Check each line below for "client" and give the count of those that have it, nothing else.

(Document transcription data)
- Opening Delimiter -

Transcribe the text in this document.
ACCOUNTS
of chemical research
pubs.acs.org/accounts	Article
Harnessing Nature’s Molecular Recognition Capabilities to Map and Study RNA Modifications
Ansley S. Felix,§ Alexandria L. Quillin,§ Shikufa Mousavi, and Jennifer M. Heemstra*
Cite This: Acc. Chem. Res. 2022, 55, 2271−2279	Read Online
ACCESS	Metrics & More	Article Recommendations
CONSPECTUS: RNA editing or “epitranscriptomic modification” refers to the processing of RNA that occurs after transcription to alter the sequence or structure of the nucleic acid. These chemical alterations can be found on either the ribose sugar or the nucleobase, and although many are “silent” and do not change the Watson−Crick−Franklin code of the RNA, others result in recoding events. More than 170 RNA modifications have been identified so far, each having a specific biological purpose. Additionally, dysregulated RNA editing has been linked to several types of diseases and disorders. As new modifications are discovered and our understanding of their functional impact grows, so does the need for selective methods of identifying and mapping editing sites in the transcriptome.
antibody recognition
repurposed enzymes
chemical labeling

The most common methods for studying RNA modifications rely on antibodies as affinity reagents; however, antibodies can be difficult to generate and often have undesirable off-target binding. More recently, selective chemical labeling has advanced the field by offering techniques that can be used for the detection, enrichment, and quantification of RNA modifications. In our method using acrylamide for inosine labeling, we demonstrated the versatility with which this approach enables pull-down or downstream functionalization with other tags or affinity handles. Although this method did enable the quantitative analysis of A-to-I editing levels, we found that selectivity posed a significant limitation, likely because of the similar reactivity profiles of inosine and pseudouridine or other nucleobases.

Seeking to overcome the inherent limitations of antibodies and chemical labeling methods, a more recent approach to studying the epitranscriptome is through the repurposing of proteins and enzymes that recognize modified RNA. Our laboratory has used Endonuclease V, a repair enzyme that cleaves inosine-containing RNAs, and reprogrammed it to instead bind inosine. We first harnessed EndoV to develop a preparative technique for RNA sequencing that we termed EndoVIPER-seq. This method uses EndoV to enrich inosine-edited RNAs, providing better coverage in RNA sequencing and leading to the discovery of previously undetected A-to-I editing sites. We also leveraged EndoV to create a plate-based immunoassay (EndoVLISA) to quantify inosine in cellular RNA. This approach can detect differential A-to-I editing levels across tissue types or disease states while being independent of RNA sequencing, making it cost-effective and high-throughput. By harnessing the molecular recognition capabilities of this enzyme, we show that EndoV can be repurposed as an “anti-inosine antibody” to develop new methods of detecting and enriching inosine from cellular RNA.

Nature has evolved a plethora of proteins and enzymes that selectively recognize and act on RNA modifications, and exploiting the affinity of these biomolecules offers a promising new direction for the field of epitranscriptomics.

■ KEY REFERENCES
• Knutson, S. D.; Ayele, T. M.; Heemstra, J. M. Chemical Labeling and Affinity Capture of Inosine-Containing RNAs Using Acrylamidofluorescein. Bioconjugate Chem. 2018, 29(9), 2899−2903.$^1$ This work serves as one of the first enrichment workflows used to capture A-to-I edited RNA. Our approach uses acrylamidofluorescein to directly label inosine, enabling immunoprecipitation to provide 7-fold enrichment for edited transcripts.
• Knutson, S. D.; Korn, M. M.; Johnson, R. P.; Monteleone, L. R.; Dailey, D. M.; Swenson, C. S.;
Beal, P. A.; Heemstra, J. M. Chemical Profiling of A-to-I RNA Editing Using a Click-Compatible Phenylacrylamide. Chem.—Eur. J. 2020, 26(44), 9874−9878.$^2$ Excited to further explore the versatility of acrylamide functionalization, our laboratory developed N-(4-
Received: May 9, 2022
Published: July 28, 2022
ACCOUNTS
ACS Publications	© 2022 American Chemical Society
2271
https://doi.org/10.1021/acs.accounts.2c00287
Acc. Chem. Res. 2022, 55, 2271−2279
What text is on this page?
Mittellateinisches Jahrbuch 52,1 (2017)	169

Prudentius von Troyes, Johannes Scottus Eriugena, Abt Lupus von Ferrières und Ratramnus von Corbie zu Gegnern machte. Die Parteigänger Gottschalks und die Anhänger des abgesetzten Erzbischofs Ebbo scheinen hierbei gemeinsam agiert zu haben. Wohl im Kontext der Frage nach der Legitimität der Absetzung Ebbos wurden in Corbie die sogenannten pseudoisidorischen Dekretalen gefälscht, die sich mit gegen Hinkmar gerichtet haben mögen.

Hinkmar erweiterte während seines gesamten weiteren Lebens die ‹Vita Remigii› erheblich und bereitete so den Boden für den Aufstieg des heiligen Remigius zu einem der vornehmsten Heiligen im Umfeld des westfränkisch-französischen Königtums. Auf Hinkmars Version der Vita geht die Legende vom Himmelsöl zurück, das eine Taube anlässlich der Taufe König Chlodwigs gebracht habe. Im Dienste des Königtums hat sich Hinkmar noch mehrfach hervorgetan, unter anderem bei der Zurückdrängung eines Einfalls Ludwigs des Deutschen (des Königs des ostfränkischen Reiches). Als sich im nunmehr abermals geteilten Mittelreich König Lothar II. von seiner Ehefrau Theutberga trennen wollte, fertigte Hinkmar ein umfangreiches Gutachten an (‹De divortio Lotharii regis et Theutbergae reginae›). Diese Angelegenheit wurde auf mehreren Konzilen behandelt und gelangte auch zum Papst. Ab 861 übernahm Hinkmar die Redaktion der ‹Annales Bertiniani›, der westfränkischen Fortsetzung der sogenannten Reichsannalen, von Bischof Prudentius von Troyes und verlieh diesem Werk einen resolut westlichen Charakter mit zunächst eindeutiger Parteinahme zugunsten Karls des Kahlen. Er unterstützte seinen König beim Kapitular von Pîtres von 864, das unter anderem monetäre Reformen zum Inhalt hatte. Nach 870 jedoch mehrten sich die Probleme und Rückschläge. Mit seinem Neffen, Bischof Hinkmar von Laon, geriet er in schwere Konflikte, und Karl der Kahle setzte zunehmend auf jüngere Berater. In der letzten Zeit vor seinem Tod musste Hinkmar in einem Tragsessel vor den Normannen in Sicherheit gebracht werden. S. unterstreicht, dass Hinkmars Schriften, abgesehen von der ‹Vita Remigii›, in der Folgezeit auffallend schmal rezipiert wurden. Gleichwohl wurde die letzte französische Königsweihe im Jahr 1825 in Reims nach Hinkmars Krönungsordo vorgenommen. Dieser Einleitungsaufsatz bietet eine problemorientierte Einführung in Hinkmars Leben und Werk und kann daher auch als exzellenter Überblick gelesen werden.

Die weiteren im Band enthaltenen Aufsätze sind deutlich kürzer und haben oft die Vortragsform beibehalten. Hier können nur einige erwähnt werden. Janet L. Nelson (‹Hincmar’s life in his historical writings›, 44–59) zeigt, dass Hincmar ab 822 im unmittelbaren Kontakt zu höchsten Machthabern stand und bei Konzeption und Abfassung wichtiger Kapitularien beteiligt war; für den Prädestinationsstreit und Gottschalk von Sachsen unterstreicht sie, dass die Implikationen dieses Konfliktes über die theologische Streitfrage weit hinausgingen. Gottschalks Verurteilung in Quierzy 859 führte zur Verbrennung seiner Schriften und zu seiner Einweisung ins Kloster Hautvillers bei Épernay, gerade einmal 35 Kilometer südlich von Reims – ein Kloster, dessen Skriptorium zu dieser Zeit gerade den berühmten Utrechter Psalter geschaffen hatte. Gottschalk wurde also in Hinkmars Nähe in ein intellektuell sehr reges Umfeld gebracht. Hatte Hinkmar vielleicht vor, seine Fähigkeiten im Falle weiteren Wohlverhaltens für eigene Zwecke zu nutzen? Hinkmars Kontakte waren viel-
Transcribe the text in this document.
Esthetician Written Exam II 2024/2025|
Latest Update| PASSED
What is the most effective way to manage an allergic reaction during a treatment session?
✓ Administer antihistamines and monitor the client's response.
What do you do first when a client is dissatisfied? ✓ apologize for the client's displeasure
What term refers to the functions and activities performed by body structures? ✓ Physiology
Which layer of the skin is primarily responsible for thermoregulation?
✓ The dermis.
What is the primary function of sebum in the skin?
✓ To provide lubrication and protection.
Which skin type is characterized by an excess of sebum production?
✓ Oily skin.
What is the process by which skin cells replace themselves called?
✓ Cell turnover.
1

- Closing Delimiter -

[Written solution]: 2